━━━ PROVIDED MATERIAL

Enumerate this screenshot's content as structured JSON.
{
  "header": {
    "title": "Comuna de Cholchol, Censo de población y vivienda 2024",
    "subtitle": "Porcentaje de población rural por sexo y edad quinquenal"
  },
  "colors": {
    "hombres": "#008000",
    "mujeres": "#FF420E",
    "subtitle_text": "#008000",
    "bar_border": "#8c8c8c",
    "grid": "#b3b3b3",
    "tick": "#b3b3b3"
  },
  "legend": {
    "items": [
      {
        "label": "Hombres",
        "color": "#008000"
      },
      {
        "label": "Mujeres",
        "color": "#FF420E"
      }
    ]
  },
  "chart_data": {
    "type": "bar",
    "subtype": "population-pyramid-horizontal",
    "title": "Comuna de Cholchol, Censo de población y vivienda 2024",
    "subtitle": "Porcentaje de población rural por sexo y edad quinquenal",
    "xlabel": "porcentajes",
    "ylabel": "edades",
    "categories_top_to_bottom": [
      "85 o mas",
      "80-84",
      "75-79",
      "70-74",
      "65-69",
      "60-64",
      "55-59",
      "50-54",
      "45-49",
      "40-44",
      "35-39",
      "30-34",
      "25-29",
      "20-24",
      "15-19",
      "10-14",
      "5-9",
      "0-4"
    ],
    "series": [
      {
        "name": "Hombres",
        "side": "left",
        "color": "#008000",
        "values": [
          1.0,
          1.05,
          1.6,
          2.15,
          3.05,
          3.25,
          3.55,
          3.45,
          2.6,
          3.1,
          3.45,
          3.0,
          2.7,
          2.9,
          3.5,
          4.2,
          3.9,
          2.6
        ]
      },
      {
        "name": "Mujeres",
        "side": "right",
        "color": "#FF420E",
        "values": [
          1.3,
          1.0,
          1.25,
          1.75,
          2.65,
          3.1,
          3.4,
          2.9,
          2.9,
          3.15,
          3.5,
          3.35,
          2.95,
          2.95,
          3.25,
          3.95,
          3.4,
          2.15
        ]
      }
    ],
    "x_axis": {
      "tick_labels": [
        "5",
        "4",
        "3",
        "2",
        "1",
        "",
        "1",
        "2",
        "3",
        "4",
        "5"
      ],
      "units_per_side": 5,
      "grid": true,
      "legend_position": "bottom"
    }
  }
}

━━━━━━

SHORT PROBLEM: Copy each line of the data exactly, leaving nothing out.

RESPONSE BELOW:
Enumerate this screenshot's content as structured JSON.
{
  "header": {
    "title": "Comuna de Cholchol, Censo de población y vivienda 2024",
    "subtitle": "Porcentaje de población rural por sexo y edad quinquenal"
  },
  "colors": {
    "hombres": "#008000",
    "mujeres": "#FF420E",
    "subtitle_text": "#008000",
    "bar_border": "#8c8c8c",
    "grid": "#b3b3b3",
    "tick": "#b3b3b3"
  },
  "legend": {
    "items": [
      {
        "label": "Hombres",
        "color": "#008000"
      },
      {
        "label": "Mujeres",
        "color": "#FF420E"
      }
    ]
  },
  "chart_data": {
    "type": "bar",
    "subtype": "population-pyramid-horizontal",
    "title": "Comuna de Cholchol, Censo de población y vivienda 2024",
    "subtitle": "Porcentaje de población rural por sexo y edad quinquenal",
    "xlabel": "porcentajes",
    "ylabel": "edades",
    "categories_top_to_bottom": [
      "85 o mas",
      "80-84",
      "75-79",
      "70-74",
      "65-69",
      "60-64",
      "55-59",
      "50-54",
      "45-49",
      "40-44",
      "35-39",
      "30-34",
      "25-29",
      "20-24",
      "15-19",
      "10-14",
      "5-9",
      "0-4"
    ],
    "series": [
      {
        "name": "Hombres",
        "side": "left",
        "color": "#008000",
        "values": [
          1.0,
          1.05,
          1.6,
          2.15,
          3.05,
          3.25,
          3.55,
          3.45,
          2.6,
          3.1,
          3.45,
          3.0,
          2.7,
          2.9,
          3.5,
          4.2,
          3.9,
          2.6
        ]
      },
      {
        "name": "Mujeres",
        "side": "right",
        "color": "#FF420E",
        "values": [
          1.3,
          1.0,
          1.25,
          1.75,
          2.65,
          3.1,
          3.4,
          2.9,
          2.9,
          3.15,
          3.5,
          3.35,
          2.95,
          2.95,
          3.25,
          3.95,
          3.4,
          2.15
        ]
      }
    ],
    "x_axis": {
      "tick_labels": [
        "5",
        "4",
        "3",
        "2",
        "1",
        "",
        "1",
        "2",
        "3",
        "4",
        "5"
      ],
      "units_per_side": 5,
      "grid": true,
      "legend_position": "bottom"
    }
  }
}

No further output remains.